++++ Document passage ++++
Quote from: The Burning Life
There was no social segregation: if you could afford to move up, you did, and you bought with you whatever lifestyle you chose.
Curiously, this statement seems to contradict itself. If it's not a lapse, it could mean for example that the narrator doesn't want to see certain things in his surroundings. On the other hand, if it's true, I think it has interesting implications.

The income differences of the Federation are probably the largest anywhere - in the name of freedom there's no structure which would moderate them. Now the Gallente cities in the illustrations seem to be based on urban planning, they are not "jumbled up", so there must exist a bureau which has enough public intervention authority to prevent social segregation.

Existence of such bureau would be a strong limitation on the individual freedoms of the citizens, but its non-existence would contradict the apparent urban planning and the lack of slums in TBL. Since the latter facts are less abstract, I would guess they might be closer to the truthTM.

Quote from: Seriphyn Inhonores
Do Amarr cities that expand over large areas have divisions of Holder, Commoner and Slave? A citadel area that makes the Holder's territory, encircled by the Commoner districts, then encircled further by the Slave districts?
Actually I would assume that the serfs would live close to their place of employment, the Holders would keep a healthy distance from each other and the commoners would prefer to live close to the Holders.
++++ Extracted material ++++
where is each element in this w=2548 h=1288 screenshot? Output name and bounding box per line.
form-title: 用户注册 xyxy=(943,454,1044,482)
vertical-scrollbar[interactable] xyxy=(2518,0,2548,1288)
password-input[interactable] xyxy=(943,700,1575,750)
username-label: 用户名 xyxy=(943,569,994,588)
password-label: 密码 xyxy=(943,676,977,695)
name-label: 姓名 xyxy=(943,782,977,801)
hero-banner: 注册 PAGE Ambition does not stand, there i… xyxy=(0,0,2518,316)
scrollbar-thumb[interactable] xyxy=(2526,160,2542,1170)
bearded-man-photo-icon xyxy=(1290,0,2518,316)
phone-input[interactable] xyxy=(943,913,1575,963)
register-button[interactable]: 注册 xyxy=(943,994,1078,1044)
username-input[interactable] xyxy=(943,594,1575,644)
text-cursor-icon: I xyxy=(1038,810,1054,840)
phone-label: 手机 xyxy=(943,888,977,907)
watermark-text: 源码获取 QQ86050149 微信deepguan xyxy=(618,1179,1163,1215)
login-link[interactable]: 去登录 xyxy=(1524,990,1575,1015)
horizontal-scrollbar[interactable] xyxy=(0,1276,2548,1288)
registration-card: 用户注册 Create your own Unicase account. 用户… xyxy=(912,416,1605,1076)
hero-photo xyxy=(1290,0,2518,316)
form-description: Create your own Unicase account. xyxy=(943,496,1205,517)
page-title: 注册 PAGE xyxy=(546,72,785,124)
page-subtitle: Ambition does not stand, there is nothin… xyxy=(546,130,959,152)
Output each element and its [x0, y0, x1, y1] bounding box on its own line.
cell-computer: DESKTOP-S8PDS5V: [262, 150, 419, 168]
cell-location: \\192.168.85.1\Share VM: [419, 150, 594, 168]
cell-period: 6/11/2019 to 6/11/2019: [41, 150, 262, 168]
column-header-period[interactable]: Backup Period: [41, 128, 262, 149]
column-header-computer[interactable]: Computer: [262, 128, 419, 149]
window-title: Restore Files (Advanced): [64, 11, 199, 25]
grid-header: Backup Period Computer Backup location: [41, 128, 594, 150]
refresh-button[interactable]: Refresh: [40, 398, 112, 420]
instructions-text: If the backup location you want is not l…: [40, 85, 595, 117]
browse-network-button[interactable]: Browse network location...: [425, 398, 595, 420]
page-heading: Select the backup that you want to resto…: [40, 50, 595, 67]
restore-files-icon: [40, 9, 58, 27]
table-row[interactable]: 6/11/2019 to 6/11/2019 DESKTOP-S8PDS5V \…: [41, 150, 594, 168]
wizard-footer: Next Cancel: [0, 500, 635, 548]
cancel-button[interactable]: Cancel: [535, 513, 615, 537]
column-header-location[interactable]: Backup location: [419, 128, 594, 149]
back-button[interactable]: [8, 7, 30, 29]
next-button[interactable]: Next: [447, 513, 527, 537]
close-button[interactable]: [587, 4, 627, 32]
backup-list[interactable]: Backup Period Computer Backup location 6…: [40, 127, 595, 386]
++++
Required tasks =>
[A] Decide whether each statement agrees with the post on city planning: (i) the writer considers the Federation's income differences probably the largest anywhere; (ii) the Gallente cities in the illustrations seem "jumbled up"; (iii) the writer assumes serfs would live far from their place of employment. For each, answer yes or no and quote the words of the post that decide it.
[B] Carry on the post on city planning in Gallente and Amarr cities, starting right after its final sentence.

Exercise responses =>
[A]
(i) Yes: "The income differences of the Federation are probably the largest anywhere"
(ii) No: "they are not "jumbled up""
(iii) No: "the serfs would live close to their place of employment"

[B]
Sure, if there were a luxury resource such as a seashore or a large cathedral available, then probably most of the Holders would prefer to live close to it and the commoners would then be more numerous in the rest of the city.

Anyhow, I would argue that the Amarrian cities might actually have less social segregation than their Gallentean equivalents.

Quote from: Seriphyn Inhonores
What about Minmatar? A complete mess, all jumbled up, where an extremely rich family would live in an apartment block right next to a slum?
Maybe the tribal systems should have an influence on the urban planning of the Matari cities? As far as I know, in Africa, where RL examples of such systems exist, the modern cities with all their disorderliness were built relatively quickly and cheaply to accommodate large numbers of migrants. Most likely they have little to do with the tribes.

Better examples might be found from the rural villages. In some cases they were highly spread-out and clearly subdivided between the families forming the village. The tradesmen, schools and dedicated shamans of each family were located near the palace of the king. The residences of the family/subtribe leaders were further away, but all connected to the shared resources, including the palace, with roads.

Even though shack settlements might be visually more interesting than crystal spires and flower gardens, I would assume most people would avoid building slums whenever they have other options. Although such conditions don't seem to be rare anywhere in New Eden.
« Last Edit: 01 Jul 2011, 09:15 by Tamur »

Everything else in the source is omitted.